Can the data below be echoed back word for word?

Listing>
===============

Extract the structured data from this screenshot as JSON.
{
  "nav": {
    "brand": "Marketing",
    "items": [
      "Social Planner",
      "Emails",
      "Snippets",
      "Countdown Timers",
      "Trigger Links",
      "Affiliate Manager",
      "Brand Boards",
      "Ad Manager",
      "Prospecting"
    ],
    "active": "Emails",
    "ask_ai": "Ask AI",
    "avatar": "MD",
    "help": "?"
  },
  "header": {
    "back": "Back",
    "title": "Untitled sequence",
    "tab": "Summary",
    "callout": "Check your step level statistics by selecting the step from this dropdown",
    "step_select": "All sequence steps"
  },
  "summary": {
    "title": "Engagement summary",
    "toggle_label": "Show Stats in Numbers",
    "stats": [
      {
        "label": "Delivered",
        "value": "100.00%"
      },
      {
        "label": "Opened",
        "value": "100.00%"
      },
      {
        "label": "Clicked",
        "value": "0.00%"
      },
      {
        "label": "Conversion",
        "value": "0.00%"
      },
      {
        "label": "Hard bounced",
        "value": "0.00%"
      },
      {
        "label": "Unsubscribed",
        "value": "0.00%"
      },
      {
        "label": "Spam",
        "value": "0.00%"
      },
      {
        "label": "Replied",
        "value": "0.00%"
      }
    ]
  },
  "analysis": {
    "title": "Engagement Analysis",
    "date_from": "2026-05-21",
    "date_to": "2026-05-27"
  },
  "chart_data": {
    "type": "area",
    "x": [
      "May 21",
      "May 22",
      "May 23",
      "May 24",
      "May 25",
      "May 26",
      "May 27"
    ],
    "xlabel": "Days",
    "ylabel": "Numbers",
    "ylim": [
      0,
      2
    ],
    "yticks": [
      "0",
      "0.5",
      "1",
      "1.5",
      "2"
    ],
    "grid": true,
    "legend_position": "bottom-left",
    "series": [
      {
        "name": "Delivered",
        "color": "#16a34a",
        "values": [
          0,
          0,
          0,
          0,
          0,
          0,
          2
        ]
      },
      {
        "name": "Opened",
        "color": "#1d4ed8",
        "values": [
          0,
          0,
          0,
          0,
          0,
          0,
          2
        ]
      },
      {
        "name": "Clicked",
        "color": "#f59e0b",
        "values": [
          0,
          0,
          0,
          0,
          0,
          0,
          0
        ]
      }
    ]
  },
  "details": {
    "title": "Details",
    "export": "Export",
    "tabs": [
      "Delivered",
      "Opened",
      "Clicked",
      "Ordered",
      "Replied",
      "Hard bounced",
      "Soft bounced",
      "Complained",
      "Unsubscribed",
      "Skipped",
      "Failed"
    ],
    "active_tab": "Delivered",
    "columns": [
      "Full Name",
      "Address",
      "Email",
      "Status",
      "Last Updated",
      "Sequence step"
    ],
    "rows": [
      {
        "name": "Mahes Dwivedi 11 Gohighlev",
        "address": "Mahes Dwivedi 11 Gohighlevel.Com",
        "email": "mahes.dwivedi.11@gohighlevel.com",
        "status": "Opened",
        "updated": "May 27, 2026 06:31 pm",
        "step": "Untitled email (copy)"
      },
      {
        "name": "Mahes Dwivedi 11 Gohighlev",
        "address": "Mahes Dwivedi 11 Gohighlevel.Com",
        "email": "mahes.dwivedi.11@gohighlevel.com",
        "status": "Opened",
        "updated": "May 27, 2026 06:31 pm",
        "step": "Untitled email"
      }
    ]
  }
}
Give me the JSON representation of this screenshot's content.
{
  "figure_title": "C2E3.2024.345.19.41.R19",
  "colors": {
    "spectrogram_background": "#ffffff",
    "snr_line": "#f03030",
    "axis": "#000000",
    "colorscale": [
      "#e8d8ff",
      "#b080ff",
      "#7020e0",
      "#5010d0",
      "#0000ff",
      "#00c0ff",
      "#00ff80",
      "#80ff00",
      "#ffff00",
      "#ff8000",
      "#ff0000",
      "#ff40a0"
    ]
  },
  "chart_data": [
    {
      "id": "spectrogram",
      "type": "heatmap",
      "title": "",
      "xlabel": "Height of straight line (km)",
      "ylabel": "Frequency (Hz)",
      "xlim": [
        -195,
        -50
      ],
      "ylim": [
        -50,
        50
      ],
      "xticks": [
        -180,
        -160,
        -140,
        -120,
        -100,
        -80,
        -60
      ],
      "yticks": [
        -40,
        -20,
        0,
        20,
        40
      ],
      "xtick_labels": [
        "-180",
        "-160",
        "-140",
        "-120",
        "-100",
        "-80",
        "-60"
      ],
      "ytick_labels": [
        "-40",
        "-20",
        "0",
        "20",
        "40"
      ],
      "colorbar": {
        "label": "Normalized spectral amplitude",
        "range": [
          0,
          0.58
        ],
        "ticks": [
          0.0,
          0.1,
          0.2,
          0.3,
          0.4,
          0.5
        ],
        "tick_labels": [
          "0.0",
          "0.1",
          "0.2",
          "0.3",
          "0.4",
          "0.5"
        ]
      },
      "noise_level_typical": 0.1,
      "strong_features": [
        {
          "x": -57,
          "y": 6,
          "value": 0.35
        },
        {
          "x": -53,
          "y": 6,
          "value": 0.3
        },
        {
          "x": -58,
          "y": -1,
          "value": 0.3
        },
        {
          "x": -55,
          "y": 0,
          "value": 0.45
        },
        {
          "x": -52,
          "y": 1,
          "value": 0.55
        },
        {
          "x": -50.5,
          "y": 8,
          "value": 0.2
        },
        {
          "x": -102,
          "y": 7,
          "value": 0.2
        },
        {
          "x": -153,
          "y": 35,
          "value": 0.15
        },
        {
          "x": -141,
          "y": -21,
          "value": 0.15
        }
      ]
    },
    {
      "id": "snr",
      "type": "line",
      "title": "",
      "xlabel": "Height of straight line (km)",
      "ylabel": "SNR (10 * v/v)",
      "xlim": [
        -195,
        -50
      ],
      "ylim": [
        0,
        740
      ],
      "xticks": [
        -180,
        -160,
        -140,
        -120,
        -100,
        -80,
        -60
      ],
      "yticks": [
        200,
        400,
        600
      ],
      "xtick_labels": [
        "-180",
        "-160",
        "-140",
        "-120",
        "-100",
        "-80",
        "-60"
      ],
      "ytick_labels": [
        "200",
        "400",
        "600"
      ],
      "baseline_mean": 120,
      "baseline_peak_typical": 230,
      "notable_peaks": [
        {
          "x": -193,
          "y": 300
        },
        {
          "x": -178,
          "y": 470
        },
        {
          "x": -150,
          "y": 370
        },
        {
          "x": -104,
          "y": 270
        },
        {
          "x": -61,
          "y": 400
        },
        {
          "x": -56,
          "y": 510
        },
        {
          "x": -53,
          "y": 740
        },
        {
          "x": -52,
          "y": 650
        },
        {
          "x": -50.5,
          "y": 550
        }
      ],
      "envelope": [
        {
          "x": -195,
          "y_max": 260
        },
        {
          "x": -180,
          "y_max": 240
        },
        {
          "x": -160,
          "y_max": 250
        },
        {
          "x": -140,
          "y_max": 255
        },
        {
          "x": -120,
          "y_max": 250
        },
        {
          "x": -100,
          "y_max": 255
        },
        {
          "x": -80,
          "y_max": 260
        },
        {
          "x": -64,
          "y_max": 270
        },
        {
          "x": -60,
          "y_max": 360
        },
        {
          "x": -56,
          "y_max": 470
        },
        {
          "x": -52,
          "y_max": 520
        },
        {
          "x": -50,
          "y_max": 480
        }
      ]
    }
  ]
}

===============

Solution to the problem>
Extract the structured data from this screenshot as JSON.
{
  "nav": {
    "brand": "Marketing",
    "items": [
      "Social Planner",
      "Emails",
      "Snippets",
      "Countdown Timers",
      "Trigger Links",
      "Affiliate Manager",
      "Brand Boards",
      "Ad Manager",
      "Prospecting"
    ],
    "active": "Emails",
    "ask_ai": "Ask AI",
    "avatar": "MD",
    "help": "?"
  },
  "header": {
    "back": "Back",
    "title": "Untitled sequence",
    "tab": "Summary",
    "callout": "Check your step level statistics by selecting the step from this dropdown",
    "step_select": "All sequence steps"
  },
  "summary": {
    "title": "Engagement summary",
    "toggle_label": "Show Stats in Numbers",
    "stats": [
      {
        "label": "Delivered",
        "value": "100.00%"
      },
      {
        "label": "Opened",
        "value": "100.00%"
      },
      {
        "label": "Clicked",
        "value": "0.00%"
      },
      {
        "label": "Conversion",
        "value": "0.00%"
      },
      {
        "label": "Hard bounced",
        "value": "0.00%"
      },
      {
        "label": "Unsubscribed",
        "value": "0.00%"
      },
      {
        "label": "Spam",
        "value": "0.00%"
      },
      {
        "label": "Replied",
        "value": "0.00%"
      }
    ]
  },
  "analysis": {
    "title": "Engagement Analysis",
    "date_from": "2026-05-21",
    "date_to": "2026-05-27"
  },
  "chart_data": {
    "type": "area",
    "x": [
      "May 21",
      "May 22",
      "May 23",
      "May 24",
      "May 25",
      "May 26",
      "May 27"
    ],
    "xlabel": "Days",
    "ylabel": "Numbers",
    "ylim": [
      0,
      2
    ],
    "yticks": [
      "0",
      "0.5",
      "1",
      "1.5",
      "2"
    ],
    "grid": true,
    "legend_position": "bottom-left",
    "series": [
      {
        "name": "Delivered",
        "color": "#16a34a",
        "values": [
          0,
          0,
          0,
          0,
          0,
          0,
          2
        ]
      },
      {
        "name": "Opened",
        "color": "#1d4ed8",
        "values": [
          0,
          0,
          0,
          0,
          0,
          0,
          2
        ]
      },
      {
        "name": "Clicked",
        "color": "#f59e0b",
        "values": [
          0,
          0,
          0,
          0,
          0,
          0,
          0
        ]
      }
    ]
  },
  "details": {
    "title": "Details",
    "export": "Export",
    "tabs": [
      "Delivered",
      "Opened",
      "Clicked",
      "Ordered",
      "Replied",
      "Hard bounced",
      "Soft bounced",
      "Complained",
      "Unsubscribed",
      "Skipped",
      "Failed"
    ],
    "active_tab": "Delivered",
    "columns": [
      "Full Name",
      "Address",
      "Email",
      "Status",
      "Last Updated",
      "Sequence step"
    ],
    "rows": [
      {
        "name": "Mahes Dwivedi 11 Gohighlev",
        "address": "Mahes Dwivedi 11 Gohighlevel.Com",
        "email": "mahes.dwivedi.11@gohighlevel.com",
        "status": "Opened",
        "updated": "May 27, 2026 06:31 pm",
        "step": "Untitled email (copy)"
      },
      {
        "name": "Mahes Dwivedi 11 Gohighlev",
        "address": "Mahes Dwivedi 11 Gohighlevel.Com",
        "email": "mahes.dwivedi.11@gohighlevel.com",
        "status": "Opened",
        "updated": "May 27, 2026 06:31 pm",
        "step": "Untitled email"
      }
    ]
  }
}
Give me the JSON representation of this screenshot's content.
{
  "figure_title": "C2E3.2024.345.19.41.R19",
  "colors": {
    "spectrogram_background": "#ffffff",
    "snr_line": "#f03030",
    "axis": "#000000",
    "colorscale": [
      "#e8d8ff",
      "#b080ff",
      "#7020e0",
      "#5010d0",
      "#0000ff",
      "#00c0ff",
      "#00ff80",
      "#80ff00",
      "#ffff00",
      "#ff8000",
      "#ff0000",
      "#ff40a0"
    ]
  },
  "chart_data": [
    {
      "id": "spectrogram",
      "type": "heatmap",
      "title": "",
      "xlabel": "Height of straight line (km)",
      "ylabel": "Frequency (Hz)",
      "xlim": [
        -195,
        -50
      ],
      "ylim": [
        -50,
        50
      ],
      "xticks": [
        -180,
        -160,
        -140,
        -120,
        -100,
        -80,
        -60
      ],
      "yticks": [
        -40,
        -20,
        0,
        20,
        40
      ],
      "xtick_labels": [
        "-180",
        "-160",
        "-140",
        "-120",
        "-100",
        "-80",
        "-60"
      ],
      "ytick_labels": [
        "-40",
        "-20",
        "0",
        "20",
        "40"
      ],
      "colorbar": {
        "label": "Normalized spectral amplitude",
        "range": [
          0,
          0.58
        ],
        "ticks": [
          0.0,
          0.1,
          0.2,
          0.3,
          0.4,
          0.5
        ],
        "tick_labels": [
          "0.0",
          "0.1",
          "0.2",
          "0.3",
          "0.4",
          "0.5"
        ]
      },
      "noise_level_typical": 0.1,
      "strong_features": [
        {
          "x": -57,
          "y": 6,
          "value": 0.35
        },
        {
          "x": -53,
          "y": 6,
          "value": 0.3
        },
        {
          "x": -58,
          "y": -1,
          "value": 0.3
        },
        {
          "x": -55,
          "y": 0,
          "value": 0.45
        },
        {
          "x": -52,
          "y": 1,
          "value": 0.55
        },
        {
          "x": -50.5,
          "y": 8,
          "value": 0.2
        },
        {
          "x": -102,
          "y": 7,
          "value": 0.2
        },
        {
          "x": -153,
          "y": 35,
          "value": 0.15
        },
        {
          "x": -141,
          "y": -21,
          "value": 0.15
        }
      ]
    },
    {
      "id": "snr",
      "type": "line",
      "title": "",
      "xlabel": "Height of straight line (km)",
      "ylabel": "SNR (10 * v/v)",
      "xlim": [
        -195,
        -50
      ],
      "ylim": [
        0,
        740
      ],
      "xticks": [
        -180,
        -160,
        -140,
        -120,
        -100,
        -80,
        -60
      ],
      "yticks": [
        200,
        400,
        600
      ],
      "xtick_labels": [
        "-180",
        "-160",
        "-140",
        "-120",
        "-100",
        "-80",
        "-60"
      ],
      "ytick_labels": [
        "200",
        "400",
        "600"
      ],
      "baseline_mean": 120,
      "baseline_peak_typical": 230,
      "notable_peaks": [
        {
          "x": -193,
          "y": 300
        },
        {
          "x": -178,
          "y": 470
        },
        {
          "x": -150,
          "y": 370
        },
        {
          "x": -104,
          "y": 270
        },
        {
          "x": -61,
          "y": 400
        },
        {
          "x": -56,
          "y": 510
        },
        {
          "x": -53,
          "y": 740
        },
        {
          "x": -52,
          "y": 650
        },
        {
          "x": -50.5,
          "y": 550
        }
      ],
      "envelope": [
        {
          "x": -195,
          "y_max": 260
        },
        {
          "x": -180,
          "y_max": 240
        },
        {
          "x": -160,
          "y_max": 250
        },
        {
          "x": -140,
          "y_max": 255
        },
        {
          "x": -120,
          "y_max": 250
        },
        {
          "x": -100,
          "y_max": 255
        },
        {
          "x": -80,
          "y_max": 260
        },
        {
          "x": -64,
          "y_max": 270
        },
        {
          "x": -60,
          "y_max": 360
        },
        {
          "x": -56,
          "y_max": 470
        },
        {
          "x": -52,
          "y_max": 520
        },
        {
          "x": -50,
          "y_max": 480
        }
      ]
    }
  ]
}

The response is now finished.